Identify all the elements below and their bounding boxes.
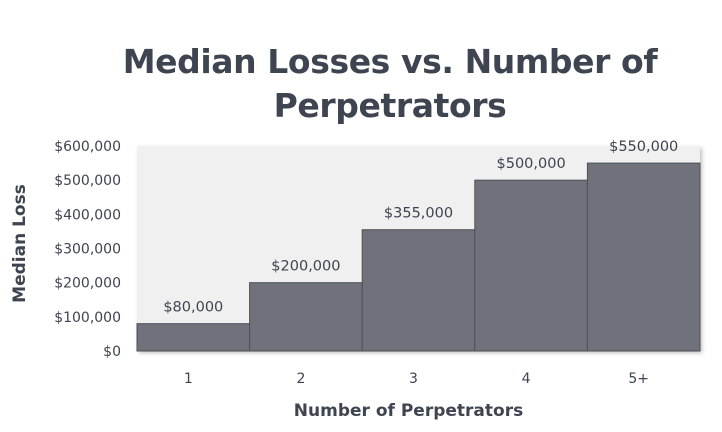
y-tick-label: $500,000 bbox=[54, 173, 121, 189]
data-label-1: $80,000 bbox=[163, 300, 223, 316]
chart-title-line-2: Perpetrators bbox=[273, 86, 507, 125]
chart-title: Median Losses vs. Number of Perpetrators bbox=[90, 40, 690, 128]
x-axis-title: Number of Perpetrators bbox=[294, 401, 523, 421]
data-label-3: $355,000 bbox=[384, 206, 453, 222]
chart-title-line-1: Median Losses vs. Number of bbox=[122, 42, 658, 81]
x-tick-label: 5+ bbox=[628, 371, 649, 387]
y-tick-label: $0 bbox=[103, 344, 121, 360]
data-label-5+: $550,000 bbox=[609, 139, 678, 155]
data-label-4: $500,000 bbox=[497, 156, 566, 172]
x-tick-label: 4 bbox=[522, 371, 531, 387]
y-axis-title: Median Loss bbox=[10, 184, 30, 303]
y-tick-label: $100,000 bbox=[54, 310, 121, 326]
bar-2 bbox=[249, 282, 363, 352]
y-tick-label: $600,000 bbox=[54, 139, 121, 155]
x-tick-label: 3 bbox=[409, 371, 418, 387]
x-tick-label: 2 bbox=[296, 371, 305, 387]
y-tick-label: $400,000 bbox=[54, 207, 121, 223]
x-tick-label: 1 bbox=[184, 371, 193, 387]
y-tick-label: $300,000 bbox=[54, 242, 121, 258]
bar-5+ bbox=[586, 162, 701, 352]
y-tick-label: $200,000 bbox=[54, 276, 121, 292]
bar-3 bbox=[361, 229, 476, 352]
bar-1 bbox=[136, 323, 251, 352]
bar-4 bbox=[474, 179, 588, 352]
data-label-2: $200,000 bbox=[271, 259, 340, 275]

----------------------------------------

■ THE PROBLEM:
Update the lines above by changing "Perpetrators" to "Offenders" wherever it appears, keeping everything else the same, and leave out the picture.

■ THE REPLY:
Identify all the elements below and their bounding boxes.
y-tick-label: $500,000 bbox=[54, 173, 121, 189]
data-label-1: $80,000 bbox=[163, 300, 223, 316]
chart-title-line-2: Offenders bbox=[273, 86, 507, 125]
chart-title: Median Losses vs. Number of Offenders bbox=[90, 40, 690, 128]
x-axis-title: Number of Offenders bbox=[294, 401, 523, 421]
data-label-3: $355,000 bbox=[384, 206, 453, 222]
chart-title-line-1: Median Losses vs. Number of bbox=[122, 42, 658, 81]
x-tick-label: 5+ bbox=[628, 371, 649, 387]
y-tick-label: $0 bbox=[103, 344, 121, 360]
data-label-5+: $550,000 bbox=[609, 139, 678, 155]
data-label-4: $500,000 bbox=[497, 156, 566, 172]
x-tick-label: 4 bbox=[522, 371, 531, 387]
y-axis-title: Median Loss bbox=[10, 184, 30, 303]
y-tick-label: $100,000 bbox=[54, 310, 121, 326]
bar-2 bbox=[249, 282, 363, 352]
y-tick-label: $600,000 bbox=[54, 139, 121, 155]
x-tick-label: 3 bbox=[409, 371, 418, 387]
x-tick-label: 2 bbox=[296, 371, 305, 387]
y-tick-label: $400,000 bbox=[54, 207, 121, 223]
x-tick-label: 1 bbox=[184, 371, 193, 387]
y-tick-label: $300,000 bbox=[54, 242, 121, 258]
bar-5+ bbox=[586, 162, 701, 352]
y-tick-label: $200,000 bbox=[54, 276, 121, 292]
bar-3 bbox=[361, 229, 476, 352]
bar-1 bbox=[136, 323, 251, 352]
bar-4 bbox=[474, 179, 588, 352]
data-label-2: $200,000 bbox=[271, 259, 340, 275]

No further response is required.